-- START OF PROVIDED MATERIAL --

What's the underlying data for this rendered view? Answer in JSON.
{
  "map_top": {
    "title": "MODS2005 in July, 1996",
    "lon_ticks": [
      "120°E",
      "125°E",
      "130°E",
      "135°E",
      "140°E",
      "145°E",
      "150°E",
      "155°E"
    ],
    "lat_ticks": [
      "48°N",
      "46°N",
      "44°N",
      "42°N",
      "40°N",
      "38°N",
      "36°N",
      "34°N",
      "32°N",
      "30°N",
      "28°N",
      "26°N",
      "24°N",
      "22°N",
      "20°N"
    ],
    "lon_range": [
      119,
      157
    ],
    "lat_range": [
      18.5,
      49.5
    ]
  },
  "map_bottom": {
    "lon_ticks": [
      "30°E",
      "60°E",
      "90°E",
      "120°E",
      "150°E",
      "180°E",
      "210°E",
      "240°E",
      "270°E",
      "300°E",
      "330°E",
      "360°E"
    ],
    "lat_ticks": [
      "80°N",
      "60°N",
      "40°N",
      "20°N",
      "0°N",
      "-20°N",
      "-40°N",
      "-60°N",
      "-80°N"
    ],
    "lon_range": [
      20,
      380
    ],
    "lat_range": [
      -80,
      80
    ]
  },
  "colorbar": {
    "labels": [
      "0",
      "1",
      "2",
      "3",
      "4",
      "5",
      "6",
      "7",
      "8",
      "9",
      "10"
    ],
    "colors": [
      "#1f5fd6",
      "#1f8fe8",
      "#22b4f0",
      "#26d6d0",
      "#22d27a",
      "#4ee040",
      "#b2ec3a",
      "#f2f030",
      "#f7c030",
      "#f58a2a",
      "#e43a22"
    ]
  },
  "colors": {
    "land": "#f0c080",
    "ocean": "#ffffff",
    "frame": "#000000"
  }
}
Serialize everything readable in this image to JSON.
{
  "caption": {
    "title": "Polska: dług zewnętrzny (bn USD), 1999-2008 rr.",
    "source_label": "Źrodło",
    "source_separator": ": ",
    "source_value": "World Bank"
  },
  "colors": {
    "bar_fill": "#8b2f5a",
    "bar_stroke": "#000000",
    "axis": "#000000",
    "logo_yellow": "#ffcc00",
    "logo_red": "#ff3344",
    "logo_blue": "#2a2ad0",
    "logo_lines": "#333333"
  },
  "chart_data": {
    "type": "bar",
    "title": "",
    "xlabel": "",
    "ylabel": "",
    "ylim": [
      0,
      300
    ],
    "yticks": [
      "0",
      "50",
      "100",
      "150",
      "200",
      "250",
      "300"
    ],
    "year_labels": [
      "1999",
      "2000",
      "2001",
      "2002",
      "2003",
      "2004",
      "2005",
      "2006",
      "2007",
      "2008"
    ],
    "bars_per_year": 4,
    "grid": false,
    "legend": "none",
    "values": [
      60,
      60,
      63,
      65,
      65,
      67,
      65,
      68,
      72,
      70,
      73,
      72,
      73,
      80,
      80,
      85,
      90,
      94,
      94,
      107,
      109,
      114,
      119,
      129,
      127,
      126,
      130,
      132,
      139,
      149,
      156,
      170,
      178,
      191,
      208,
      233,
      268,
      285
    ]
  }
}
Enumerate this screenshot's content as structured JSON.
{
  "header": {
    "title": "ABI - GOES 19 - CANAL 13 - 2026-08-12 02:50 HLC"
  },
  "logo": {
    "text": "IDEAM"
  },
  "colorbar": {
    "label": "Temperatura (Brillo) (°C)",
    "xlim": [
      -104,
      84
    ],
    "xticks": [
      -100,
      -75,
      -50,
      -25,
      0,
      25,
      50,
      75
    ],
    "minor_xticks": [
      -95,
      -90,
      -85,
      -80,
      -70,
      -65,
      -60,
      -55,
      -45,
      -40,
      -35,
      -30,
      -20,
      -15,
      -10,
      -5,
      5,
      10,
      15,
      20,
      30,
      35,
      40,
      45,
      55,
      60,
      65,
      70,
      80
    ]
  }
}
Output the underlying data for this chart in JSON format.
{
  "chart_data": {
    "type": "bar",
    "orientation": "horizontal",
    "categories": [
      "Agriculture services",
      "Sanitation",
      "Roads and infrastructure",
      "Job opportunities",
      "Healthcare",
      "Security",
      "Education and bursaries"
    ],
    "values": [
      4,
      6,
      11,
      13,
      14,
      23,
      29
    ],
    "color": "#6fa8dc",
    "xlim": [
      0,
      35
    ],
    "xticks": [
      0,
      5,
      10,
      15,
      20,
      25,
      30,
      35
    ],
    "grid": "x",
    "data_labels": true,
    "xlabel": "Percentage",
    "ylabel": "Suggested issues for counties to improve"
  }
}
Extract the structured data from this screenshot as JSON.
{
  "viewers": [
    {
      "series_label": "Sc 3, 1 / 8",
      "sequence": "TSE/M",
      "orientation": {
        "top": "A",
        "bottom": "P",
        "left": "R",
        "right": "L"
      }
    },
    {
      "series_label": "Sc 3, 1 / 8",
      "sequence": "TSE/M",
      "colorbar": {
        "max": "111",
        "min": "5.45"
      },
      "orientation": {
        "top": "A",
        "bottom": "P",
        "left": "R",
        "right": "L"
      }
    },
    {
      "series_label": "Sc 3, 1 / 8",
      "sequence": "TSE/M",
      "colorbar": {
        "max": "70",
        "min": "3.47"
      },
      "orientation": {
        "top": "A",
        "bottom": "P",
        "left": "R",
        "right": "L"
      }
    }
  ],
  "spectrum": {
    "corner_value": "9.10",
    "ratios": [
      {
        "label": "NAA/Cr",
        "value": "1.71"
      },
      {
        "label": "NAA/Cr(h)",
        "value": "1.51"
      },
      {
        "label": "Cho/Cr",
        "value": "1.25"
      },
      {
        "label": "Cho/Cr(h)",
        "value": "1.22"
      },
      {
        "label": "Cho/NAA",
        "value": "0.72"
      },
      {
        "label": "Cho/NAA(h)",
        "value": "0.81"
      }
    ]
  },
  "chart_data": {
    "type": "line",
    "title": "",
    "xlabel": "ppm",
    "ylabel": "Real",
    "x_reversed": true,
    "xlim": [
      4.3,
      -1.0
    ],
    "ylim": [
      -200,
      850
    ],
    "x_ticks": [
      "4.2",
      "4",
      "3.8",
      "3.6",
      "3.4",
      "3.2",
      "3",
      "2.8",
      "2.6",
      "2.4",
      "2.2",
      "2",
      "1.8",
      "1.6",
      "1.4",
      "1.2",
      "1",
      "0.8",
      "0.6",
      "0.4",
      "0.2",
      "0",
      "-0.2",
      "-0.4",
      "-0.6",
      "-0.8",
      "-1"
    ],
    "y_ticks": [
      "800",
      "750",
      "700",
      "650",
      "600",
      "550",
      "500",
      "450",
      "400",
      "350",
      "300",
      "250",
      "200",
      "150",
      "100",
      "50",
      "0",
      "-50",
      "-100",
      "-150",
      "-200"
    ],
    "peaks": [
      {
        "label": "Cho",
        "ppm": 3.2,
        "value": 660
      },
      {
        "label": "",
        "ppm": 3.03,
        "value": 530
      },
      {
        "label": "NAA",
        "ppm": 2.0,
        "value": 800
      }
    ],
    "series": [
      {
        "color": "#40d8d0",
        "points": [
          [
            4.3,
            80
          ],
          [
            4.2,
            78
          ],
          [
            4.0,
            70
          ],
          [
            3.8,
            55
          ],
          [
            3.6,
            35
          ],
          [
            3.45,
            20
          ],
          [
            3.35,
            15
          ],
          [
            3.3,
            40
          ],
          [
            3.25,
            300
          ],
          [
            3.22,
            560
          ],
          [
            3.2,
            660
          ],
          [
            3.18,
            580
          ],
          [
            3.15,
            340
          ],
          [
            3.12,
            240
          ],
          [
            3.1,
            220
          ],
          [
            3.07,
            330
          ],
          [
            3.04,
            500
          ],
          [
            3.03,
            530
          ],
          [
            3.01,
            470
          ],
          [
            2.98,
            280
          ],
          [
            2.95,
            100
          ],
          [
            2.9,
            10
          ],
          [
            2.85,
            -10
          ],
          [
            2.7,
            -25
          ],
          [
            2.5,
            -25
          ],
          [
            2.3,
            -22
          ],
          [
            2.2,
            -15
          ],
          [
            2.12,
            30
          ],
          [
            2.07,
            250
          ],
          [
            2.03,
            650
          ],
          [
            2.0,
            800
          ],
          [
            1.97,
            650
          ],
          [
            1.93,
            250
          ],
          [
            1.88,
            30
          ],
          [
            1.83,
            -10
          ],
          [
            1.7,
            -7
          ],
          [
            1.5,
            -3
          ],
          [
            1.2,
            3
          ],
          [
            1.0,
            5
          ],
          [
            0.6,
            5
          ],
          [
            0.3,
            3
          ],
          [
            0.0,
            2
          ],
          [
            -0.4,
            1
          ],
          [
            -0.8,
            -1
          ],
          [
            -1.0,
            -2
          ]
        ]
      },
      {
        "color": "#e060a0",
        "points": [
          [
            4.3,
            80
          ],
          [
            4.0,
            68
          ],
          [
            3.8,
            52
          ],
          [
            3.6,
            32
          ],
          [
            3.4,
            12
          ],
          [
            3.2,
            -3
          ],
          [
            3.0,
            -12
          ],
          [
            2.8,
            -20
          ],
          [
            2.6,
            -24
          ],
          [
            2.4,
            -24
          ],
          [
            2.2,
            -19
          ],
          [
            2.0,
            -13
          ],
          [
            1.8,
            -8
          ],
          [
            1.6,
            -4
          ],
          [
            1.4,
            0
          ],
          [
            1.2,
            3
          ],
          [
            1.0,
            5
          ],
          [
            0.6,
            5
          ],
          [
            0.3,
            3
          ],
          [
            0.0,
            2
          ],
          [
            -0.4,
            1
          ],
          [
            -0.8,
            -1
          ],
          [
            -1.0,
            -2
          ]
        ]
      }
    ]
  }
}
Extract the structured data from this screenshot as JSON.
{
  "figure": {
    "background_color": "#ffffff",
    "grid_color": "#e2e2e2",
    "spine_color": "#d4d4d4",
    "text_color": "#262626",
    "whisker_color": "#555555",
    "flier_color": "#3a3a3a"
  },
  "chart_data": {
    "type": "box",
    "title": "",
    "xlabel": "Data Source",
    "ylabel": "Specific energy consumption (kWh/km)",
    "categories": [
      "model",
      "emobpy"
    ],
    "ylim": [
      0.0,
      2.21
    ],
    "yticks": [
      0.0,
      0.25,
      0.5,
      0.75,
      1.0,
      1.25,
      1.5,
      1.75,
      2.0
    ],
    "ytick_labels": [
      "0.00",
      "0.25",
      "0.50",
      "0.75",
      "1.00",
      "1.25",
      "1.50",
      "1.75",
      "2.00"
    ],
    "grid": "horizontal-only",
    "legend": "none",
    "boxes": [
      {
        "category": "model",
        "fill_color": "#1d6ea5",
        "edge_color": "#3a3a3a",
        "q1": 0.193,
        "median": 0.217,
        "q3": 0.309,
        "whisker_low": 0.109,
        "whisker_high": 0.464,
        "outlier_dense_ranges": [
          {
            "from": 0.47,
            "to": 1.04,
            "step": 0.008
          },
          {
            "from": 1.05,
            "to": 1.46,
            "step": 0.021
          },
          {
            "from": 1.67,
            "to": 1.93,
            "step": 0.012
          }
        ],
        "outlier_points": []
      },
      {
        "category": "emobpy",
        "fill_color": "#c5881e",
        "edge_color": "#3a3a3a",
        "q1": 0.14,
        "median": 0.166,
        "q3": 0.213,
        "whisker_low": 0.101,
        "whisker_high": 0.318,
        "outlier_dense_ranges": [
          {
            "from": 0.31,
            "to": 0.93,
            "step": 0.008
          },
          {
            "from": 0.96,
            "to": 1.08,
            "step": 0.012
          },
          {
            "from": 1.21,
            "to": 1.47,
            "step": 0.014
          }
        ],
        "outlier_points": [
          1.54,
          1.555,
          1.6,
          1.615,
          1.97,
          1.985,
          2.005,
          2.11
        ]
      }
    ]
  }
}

-- END OF PROVIDED MATERIAL --

#### EXERCISE REQUIREMENTS
Where a line in the material contains "xlabel", copy that line.

#### RESULT FOR THIS TASK
    "xlabel": "",
    "xlabel": "Percentage",
    "xlabel": "ppm",
    "xlabel": "Data Source",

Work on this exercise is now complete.